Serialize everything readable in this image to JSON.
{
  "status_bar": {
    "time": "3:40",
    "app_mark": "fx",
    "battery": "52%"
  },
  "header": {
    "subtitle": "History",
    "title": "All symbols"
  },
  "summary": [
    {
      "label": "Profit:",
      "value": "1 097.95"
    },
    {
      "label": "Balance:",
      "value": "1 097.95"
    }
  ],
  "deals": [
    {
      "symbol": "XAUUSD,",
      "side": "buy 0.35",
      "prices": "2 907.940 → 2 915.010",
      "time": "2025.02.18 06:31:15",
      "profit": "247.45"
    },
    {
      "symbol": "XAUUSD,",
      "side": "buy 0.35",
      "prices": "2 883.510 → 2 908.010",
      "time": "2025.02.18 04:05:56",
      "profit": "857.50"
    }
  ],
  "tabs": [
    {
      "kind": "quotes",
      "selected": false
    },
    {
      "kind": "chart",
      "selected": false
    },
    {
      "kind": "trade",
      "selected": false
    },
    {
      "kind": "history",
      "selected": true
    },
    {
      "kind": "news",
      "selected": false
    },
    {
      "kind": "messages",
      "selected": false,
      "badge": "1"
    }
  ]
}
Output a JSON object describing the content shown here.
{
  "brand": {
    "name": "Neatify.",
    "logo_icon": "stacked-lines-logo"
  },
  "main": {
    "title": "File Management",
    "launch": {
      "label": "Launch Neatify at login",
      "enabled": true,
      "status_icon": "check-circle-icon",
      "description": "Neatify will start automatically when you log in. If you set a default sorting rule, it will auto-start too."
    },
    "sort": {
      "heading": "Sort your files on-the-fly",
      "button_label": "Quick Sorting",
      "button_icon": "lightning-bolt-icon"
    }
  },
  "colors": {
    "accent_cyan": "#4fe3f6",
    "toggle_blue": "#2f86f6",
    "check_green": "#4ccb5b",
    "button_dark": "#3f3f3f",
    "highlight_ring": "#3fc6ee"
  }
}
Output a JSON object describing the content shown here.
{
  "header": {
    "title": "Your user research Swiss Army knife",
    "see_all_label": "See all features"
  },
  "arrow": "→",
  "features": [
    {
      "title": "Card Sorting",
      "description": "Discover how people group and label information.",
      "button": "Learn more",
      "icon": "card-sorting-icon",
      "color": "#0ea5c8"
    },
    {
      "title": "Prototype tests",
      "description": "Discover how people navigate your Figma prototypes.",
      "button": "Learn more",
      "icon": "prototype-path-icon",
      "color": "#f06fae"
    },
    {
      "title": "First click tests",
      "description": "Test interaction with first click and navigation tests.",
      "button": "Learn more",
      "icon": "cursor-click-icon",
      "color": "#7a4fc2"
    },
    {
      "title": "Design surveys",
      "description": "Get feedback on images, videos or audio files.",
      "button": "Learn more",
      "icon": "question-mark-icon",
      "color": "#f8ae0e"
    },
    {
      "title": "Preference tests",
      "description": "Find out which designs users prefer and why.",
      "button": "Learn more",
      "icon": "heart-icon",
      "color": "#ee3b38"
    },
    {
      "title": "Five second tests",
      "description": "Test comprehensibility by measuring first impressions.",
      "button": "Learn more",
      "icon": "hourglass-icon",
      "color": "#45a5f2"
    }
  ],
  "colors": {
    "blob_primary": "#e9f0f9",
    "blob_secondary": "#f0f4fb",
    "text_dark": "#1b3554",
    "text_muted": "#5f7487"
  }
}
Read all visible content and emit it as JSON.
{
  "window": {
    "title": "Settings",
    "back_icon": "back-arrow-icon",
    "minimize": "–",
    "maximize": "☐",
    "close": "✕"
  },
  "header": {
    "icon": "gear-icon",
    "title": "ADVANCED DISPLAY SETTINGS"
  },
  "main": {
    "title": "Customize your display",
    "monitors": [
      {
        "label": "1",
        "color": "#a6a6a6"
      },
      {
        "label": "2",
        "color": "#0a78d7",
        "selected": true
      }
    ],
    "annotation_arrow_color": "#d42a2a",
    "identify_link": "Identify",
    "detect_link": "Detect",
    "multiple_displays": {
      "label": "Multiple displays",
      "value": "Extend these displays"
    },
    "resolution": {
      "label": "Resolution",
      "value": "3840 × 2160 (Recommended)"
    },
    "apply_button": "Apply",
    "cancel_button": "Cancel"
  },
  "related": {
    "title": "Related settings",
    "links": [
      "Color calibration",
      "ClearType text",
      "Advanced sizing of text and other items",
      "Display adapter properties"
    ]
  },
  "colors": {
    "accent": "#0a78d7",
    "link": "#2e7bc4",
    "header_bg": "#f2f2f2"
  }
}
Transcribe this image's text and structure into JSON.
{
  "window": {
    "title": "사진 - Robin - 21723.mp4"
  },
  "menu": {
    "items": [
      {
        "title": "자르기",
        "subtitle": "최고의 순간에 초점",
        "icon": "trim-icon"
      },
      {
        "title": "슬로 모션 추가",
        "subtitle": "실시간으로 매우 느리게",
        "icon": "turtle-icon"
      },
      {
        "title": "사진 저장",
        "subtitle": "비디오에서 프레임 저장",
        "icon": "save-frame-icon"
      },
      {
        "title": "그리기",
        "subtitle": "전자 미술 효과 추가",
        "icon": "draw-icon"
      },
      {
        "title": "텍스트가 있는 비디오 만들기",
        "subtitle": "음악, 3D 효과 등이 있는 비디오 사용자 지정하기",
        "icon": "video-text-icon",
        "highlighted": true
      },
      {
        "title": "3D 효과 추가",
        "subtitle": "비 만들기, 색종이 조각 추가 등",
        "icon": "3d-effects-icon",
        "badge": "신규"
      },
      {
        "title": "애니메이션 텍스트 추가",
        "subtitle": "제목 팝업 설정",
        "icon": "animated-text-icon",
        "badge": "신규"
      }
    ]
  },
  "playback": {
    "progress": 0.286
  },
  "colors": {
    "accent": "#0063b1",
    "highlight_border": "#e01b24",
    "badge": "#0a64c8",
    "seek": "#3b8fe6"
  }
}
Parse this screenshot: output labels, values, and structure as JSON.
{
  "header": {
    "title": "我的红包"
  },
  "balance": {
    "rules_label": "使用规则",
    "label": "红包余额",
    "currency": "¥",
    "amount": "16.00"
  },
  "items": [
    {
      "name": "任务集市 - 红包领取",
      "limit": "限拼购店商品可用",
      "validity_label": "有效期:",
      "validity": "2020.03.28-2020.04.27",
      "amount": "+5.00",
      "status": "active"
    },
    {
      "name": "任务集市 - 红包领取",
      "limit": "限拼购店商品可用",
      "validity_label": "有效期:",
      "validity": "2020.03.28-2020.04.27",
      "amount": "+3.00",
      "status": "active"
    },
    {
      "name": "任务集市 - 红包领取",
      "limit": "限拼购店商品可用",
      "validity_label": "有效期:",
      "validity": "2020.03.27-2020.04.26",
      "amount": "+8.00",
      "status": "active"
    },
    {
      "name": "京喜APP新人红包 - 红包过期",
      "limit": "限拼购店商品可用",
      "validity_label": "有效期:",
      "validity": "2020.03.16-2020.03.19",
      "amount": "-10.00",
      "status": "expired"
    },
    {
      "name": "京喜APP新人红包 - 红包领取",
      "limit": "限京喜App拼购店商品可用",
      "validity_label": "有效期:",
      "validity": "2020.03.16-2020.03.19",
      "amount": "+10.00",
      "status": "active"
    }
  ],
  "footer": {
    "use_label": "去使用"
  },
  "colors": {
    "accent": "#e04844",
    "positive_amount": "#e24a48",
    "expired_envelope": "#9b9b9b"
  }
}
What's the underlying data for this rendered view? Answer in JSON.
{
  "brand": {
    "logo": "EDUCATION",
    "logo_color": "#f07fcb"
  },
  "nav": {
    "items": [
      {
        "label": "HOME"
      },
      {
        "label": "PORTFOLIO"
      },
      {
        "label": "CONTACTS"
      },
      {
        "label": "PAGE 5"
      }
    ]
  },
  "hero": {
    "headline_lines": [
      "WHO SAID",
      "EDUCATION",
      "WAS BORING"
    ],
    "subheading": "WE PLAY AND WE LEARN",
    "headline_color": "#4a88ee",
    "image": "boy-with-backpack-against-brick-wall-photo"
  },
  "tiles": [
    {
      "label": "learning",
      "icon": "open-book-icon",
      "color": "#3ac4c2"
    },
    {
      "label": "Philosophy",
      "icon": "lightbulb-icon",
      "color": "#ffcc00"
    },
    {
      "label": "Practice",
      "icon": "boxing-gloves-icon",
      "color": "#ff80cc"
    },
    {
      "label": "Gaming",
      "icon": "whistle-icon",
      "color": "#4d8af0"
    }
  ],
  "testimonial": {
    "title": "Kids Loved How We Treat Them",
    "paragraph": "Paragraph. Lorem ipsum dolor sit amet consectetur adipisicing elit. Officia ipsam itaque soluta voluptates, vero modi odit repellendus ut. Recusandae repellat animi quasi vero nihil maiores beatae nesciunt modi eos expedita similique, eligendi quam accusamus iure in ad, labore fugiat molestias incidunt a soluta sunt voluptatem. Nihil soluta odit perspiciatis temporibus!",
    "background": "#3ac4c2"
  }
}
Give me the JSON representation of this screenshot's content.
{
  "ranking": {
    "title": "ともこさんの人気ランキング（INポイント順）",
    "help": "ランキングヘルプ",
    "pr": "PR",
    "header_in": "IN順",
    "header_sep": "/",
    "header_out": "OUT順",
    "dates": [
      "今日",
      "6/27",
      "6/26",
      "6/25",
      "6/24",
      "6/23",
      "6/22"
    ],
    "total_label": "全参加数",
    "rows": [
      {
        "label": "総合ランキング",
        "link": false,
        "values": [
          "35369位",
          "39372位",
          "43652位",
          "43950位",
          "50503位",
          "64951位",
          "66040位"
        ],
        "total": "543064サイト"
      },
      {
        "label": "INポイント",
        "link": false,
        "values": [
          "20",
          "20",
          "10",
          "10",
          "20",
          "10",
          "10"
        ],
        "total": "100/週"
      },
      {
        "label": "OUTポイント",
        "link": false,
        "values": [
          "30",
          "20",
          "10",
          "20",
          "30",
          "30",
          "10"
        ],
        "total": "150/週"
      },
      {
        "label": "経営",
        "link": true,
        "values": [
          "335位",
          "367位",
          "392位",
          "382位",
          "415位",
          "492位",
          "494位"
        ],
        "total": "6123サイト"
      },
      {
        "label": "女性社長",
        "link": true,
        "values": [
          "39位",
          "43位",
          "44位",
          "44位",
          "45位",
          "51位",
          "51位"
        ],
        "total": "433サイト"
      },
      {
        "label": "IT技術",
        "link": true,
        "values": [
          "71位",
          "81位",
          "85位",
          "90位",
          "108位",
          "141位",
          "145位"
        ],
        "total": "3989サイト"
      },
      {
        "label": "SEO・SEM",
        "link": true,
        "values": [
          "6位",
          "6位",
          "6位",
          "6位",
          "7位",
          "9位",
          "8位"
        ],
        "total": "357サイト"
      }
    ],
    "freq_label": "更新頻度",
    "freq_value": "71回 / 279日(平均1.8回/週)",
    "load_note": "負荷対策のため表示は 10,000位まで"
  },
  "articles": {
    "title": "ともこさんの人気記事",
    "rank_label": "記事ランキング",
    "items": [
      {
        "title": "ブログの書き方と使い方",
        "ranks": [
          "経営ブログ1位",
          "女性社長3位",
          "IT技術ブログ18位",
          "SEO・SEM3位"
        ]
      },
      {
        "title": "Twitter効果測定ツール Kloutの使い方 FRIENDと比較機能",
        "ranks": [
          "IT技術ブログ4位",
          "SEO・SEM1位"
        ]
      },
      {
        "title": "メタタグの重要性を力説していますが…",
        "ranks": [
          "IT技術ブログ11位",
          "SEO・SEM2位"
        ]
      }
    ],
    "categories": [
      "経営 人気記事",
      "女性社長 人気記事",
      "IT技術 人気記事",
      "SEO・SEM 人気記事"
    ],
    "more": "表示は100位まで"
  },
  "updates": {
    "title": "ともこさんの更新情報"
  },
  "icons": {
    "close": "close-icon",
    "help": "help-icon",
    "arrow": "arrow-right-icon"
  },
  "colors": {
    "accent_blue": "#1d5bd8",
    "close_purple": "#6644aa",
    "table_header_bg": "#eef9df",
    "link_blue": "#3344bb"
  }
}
══════════
EXERCISE GOAL: Find every line in the records that contains the word "tests"; copy those lines.

REPLY:
      "title": "Prototype tests",
      "title": "First click tests",
      "description": "Test interaction with first click and navigation tests.",
      "title": "Preference tests",
      "title": "Five second tests",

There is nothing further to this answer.